-- BEGIN Extracted records --

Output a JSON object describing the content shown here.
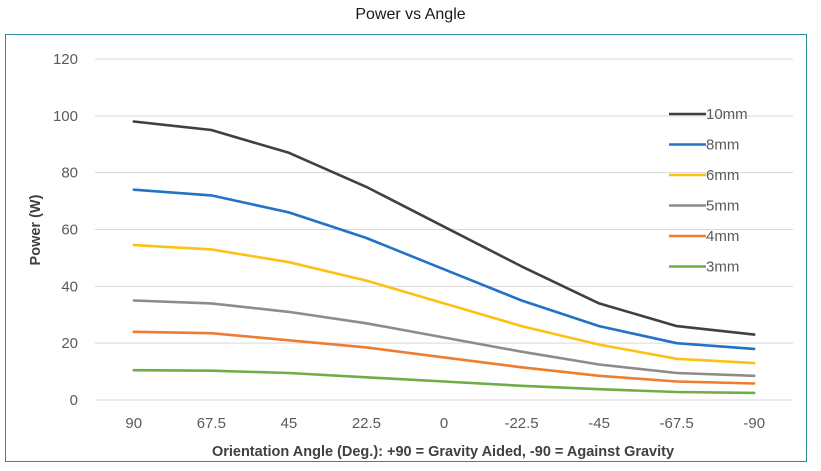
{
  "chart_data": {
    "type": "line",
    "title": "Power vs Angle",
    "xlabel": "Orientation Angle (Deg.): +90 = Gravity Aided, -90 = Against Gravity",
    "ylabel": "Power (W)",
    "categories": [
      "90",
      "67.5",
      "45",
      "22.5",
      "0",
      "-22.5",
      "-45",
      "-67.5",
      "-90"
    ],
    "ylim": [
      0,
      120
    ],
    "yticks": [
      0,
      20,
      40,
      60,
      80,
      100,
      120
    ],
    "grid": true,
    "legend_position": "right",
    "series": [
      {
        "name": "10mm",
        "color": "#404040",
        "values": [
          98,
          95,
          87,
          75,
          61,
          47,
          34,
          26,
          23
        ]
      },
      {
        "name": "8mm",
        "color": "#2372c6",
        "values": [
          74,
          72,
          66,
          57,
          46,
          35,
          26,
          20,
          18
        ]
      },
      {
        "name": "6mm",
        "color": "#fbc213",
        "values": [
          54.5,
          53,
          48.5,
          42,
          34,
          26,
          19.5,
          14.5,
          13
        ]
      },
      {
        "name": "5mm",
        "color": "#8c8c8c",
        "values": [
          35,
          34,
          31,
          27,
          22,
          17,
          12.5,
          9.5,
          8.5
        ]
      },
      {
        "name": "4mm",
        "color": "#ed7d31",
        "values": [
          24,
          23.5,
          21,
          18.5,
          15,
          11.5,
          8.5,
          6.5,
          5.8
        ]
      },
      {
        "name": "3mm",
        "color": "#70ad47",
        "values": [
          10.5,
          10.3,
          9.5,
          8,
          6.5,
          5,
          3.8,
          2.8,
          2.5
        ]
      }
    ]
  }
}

-- END Extracted records --
-- BEGIN Extracted records --

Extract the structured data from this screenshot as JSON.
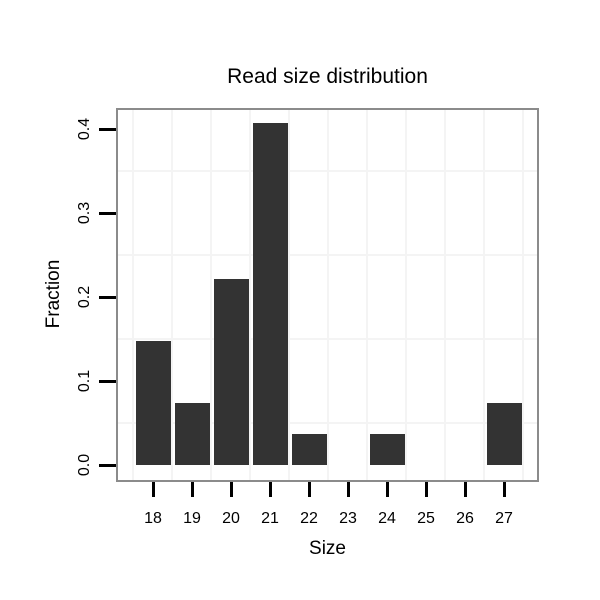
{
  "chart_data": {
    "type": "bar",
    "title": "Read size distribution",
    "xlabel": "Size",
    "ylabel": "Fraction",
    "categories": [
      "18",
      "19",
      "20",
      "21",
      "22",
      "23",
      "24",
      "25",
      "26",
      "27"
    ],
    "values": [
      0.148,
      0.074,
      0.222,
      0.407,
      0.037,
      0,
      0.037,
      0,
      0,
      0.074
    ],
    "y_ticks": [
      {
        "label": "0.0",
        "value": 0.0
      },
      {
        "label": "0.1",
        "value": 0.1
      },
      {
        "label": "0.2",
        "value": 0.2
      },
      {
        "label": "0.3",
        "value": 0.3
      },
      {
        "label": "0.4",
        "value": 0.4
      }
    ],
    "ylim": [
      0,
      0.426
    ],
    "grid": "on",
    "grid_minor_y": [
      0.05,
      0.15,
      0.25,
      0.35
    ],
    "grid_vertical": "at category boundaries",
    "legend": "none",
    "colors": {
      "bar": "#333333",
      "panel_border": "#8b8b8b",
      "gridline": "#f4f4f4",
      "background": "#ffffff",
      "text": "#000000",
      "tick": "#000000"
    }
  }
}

-- END Extracted records --

Your task: Go through the listing above and list every line that has the word "JSON".

Solved problem:
Output a JSON object describing the content shown here.
Extract the structured data from this screenshot as JSON.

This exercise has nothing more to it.